_GOAL_
Locate the string "answers" in the listing below. Copy every line where it is found.

[Source data]
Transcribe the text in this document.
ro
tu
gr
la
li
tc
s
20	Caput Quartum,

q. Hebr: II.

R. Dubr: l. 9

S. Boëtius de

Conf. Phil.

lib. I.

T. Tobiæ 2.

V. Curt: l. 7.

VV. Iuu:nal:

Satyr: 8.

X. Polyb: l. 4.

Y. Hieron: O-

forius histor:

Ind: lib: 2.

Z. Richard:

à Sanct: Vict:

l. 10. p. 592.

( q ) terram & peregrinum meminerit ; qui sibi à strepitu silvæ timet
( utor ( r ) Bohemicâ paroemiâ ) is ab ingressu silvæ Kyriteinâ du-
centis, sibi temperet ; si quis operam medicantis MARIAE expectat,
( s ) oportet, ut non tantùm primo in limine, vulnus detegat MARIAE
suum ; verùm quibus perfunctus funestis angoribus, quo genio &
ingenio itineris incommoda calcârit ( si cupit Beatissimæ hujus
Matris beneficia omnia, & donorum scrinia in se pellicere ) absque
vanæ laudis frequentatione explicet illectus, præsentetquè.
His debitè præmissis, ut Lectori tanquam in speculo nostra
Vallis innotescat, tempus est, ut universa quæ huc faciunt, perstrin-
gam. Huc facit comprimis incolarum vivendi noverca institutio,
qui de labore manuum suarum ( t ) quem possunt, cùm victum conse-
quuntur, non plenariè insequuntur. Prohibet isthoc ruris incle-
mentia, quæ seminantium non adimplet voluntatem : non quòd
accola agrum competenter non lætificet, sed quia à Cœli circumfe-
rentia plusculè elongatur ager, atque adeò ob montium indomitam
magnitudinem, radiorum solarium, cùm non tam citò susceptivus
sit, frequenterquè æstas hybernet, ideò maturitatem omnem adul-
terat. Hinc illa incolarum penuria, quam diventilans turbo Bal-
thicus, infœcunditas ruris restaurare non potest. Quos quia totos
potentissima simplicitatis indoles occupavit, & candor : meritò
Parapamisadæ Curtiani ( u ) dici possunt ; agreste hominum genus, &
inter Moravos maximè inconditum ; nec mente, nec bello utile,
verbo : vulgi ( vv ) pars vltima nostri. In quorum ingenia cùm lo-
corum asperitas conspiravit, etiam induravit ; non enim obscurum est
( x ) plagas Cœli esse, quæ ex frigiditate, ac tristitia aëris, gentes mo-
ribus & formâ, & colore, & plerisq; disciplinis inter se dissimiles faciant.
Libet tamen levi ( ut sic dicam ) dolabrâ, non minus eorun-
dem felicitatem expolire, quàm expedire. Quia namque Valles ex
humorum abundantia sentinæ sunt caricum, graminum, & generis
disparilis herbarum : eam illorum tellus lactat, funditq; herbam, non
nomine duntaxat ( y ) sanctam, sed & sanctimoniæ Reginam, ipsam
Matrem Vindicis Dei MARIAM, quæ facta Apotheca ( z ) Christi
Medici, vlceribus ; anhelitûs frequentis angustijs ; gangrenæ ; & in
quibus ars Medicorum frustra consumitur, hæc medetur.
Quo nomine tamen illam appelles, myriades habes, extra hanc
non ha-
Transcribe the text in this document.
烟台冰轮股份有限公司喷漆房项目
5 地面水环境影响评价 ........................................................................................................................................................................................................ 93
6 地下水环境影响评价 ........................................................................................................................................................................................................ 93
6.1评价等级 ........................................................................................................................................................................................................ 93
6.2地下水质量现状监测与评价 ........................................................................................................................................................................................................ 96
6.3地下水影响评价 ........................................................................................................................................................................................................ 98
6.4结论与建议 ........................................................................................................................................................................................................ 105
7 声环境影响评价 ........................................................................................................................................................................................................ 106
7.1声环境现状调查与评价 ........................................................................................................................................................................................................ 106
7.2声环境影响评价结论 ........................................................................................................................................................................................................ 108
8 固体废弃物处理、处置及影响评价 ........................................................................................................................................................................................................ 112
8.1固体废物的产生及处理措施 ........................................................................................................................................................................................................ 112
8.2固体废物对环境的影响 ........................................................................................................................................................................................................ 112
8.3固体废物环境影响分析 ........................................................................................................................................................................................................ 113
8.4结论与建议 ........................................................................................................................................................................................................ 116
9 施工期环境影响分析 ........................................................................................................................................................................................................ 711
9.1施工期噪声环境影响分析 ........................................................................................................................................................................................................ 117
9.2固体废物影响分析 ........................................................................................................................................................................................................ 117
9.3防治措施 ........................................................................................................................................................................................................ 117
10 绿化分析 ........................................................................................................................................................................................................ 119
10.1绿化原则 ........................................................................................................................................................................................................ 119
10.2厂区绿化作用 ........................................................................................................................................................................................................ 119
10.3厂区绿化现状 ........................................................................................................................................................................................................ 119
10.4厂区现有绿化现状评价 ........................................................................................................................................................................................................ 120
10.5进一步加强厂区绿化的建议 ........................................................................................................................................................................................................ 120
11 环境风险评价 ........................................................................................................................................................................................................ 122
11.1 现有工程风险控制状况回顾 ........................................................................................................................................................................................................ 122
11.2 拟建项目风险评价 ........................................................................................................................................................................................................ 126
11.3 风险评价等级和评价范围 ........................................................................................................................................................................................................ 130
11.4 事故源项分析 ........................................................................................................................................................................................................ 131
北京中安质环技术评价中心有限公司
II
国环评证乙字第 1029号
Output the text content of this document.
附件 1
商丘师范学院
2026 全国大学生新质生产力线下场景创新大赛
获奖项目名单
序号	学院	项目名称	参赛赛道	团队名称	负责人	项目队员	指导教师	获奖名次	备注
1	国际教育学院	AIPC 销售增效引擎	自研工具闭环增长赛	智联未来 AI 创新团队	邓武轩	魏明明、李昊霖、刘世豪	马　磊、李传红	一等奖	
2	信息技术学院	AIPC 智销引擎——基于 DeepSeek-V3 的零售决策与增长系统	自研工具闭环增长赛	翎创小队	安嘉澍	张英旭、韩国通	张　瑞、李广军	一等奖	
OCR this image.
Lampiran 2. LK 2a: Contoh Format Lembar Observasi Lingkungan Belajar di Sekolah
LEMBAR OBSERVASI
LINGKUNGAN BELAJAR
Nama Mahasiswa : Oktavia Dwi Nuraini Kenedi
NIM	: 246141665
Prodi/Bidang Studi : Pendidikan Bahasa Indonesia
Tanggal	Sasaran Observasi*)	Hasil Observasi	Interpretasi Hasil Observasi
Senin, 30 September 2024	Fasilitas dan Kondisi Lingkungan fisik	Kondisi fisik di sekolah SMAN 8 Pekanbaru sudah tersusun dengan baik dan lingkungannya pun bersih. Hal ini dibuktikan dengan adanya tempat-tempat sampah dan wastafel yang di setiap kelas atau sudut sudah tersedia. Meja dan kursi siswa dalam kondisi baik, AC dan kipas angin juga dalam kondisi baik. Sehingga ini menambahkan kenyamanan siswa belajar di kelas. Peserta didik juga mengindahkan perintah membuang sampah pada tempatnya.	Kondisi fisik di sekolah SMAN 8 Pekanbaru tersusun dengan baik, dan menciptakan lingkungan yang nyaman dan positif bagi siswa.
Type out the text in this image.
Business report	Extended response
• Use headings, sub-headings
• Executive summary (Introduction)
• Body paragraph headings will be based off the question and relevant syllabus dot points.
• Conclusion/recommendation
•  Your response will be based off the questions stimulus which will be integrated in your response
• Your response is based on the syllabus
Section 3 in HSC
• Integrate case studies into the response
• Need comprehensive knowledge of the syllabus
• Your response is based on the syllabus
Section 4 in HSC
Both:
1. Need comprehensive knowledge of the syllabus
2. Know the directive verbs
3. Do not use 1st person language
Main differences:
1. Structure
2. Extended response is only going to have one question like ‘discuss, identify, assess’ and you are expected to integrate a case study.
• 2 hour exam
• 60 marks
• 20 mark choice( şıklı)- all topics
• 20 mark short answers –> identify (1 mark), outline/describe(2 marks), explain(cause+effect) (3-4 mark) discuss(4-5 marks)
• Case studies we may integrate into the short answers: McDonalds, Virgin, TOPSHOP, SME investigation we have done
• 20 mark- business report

_RESPONSE TO THIS TASK_
• 20 mark short answers –> identify (1 mark), outline/describe(2 marks), explain(cause+effect) (3-4 mark) discuss(4-5 marks)
• Case studies we may integrate into the short answers: McDonalds, Virgin, TOPSHOP, SME investigation we have done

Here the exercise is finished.